Search the listing for "families" and copy every line where it appears.
START Provided material
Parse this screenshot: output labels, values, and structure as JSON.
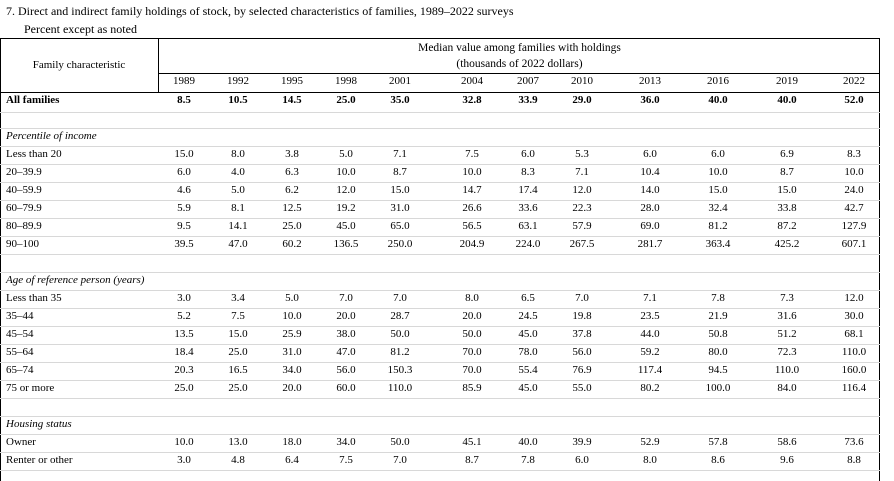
{
  "title": "7. Direct and indirect family holdings of stock, by selected characteristics of families, 1989–2022 surveys",
  "subtitle": "Percent except as noted",
  "row_header_label": "Family characteristic",
  "value_header": {
    "line1": "Median value among families with holdings",
    "line2": "(thousands of 2022 dollars)"
  },
  "years": [
    "1989",
    "1992",
    "1995",
    "1998",
    "2001",
    "2004",
    "2007",
    "2010",
    "2013",
    "2016",
    "2019",
    "2022"
  ],
  "rows": [
    {
      "type": "total",
      "label": "All families",
      "values": [
        "8.5",
        "10.5",
        "14.5",
        "25.0",
        "35.0",
        "32.8",
        "33.9",
        "29.0",
        "36.0",
        "40.0",
        "40.0",
        "52.0"
      ]
    },
    {
      "type": "section",
      "label": "Percentile of income"
    },
    {
      "type": "data",
      "label": "Less than 20",
      "values": [
        "15.0",
        "8.0",
        "3.8",
        "5.0",
        "7.1",
        "7.5",
        "6.0",
        "5.3",
        "6.0",
        "6.0",
        "6.9",
        "8.3"
      ]
    },
    {
      "type": "data",
      "label": "20–39.9",
      "values": [
        "6.0",
        "4.0",
        "6.3",
        "10.0",
        "8.7",
        "10.0",
        "8.3",
        "7.1",
        "10.4",
        "10.0",
        "8.7",
        "10.0"
      ]
    },
    {
      "type": "data",
      "label": "40–59.9",
      "values": [
        "4.6",
        "5.0",
        "6.2",
        "12.0",
        "15.0",
        "14.7",
        "17.4",
        "12.0",
        "14.0",
        "15.0",
        "15.0",
        "24.0"
      ]
    },
    {
      "type": "data",
      "label": "60–79.9",
      "values": [
        "5.9",
        "8.1",
        "12.5",
        "19.2",
        "31.0",
        "26.6",
        "33.6",
        "22.3",
        "28.0",
        "32.4",
        "33.8",
        "42.7"
      ]
    },
    {
      "type": "data",
      "label": "80–89.9",
      "values": [
        "9.5",
        "14.1",
        "25.0",
        "45.0",
        "65.0",
        "56.5",
        "63.1",
        "57.9",
        "69.0",
        "81.2",
        "87.2",
        "127.9"
      ]
    },
    {
      "type": "data",
      "label": "90–100",
      "values": [
        "39.5",
        "47.0",
        "60.2",
        "136.5",
        "250.0",
        "204.9",
        "224.0",
        "267.5",
        "281.7",
        "363.4",
        "425.2",
        "607.1"
      ]
    },
    {
      "type": "section",
      "label": "Age of reference person (years)"
    },
    {
      "type": "data",
      "label": "Less than 35",
      "values": [
        "3.0",
        "3.4",
        "5.0",
        "7.0",
        "7.0",
        "8.0",
        "6.5",
        "7.0",
        "7.1",
        "7.8",
        "7.3",
        "12.0"
      ]
    },
    {
      "type": "data",
      "label": "35–44",
      "values": [
        "5.2",
        "7.5",
        "10.0",
        "20.0",
        "28.7",
        "20.0",
        "24.5",
        "19.8",
        "23.5",
        "21.9",
        "31.6",
        "30.0"
      ]
    },
    {
      "type": "data",
      "label": "45–54",
      "values": [
        "13.5",
        "15.0",
        "25.9",
        "38.0",
        "50.0",
        "50.0",
        "45.0",
        "37.8",
        "44.0",
        "50.8",
        "51.2",
        "68.1"
      ]
    },
    {
      "type": "data",
      "label": "55–64",
      "values": [
        "18.4",
        "25.0",
        "31.0",
        "47.0",
        "81.2",
        "70.0",
        "78.0",
        "56.0",
        "59.2",
        "80.0",
        "72.3",
        "110.0"
      ]
    },
    {
      "type": "data",
      "label": "65–74",
      "values": [
        "20.3",
        "16.5",
        "34.0",
        "56.0",
        "150.3",
        "70.0",
        "55.4",
        "76.9",
        "117.4",
        "94.5",
        "110.0",
        "160.0"
      ]
    },
    {
      "type": "data",
      "label": "75 or more",
      "values": [
        "25.0",
        "25.0",
        "20.0",
        "60.0",
        "110.0",
        "85.9",
        "45.0",
        "55.0",
        "80.2",
        "100.0",
        "84.0",
        "116.4"
      ]
    },
    {
      "type": "section",
      "label": "Housing status"
    },
    {
      "type": "data",
      "label": "Owner",
      "values": [
        "10.0",
        "13.0",
        "18.0",
        "34.0",
        "50.0",
        "45.1",
        "40.0",
        "39.9",
        "52.9",
        "57.8",
        "58.6",
        "73.6"
      ]
    },
    {
      "type": "data",
      "label": "Renter or other",
      "values": [
        "3.0",
        "4.8",
        "6.4",
        "7.5",
        "7.0",
        "8.7",
        "7.8",
        "6.0",
        "8.0",
        "8.6",
        "9.6",
        "8.8"
      ]
    }
  ]
}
END Provided material
Answer to the exercise:
  "title": "7. Direct and indirect family holdings of stock, by selected characteristics of families, 1989–2022 surveys",
    "line1": "Median value among families with holdings",
      "label": "All families",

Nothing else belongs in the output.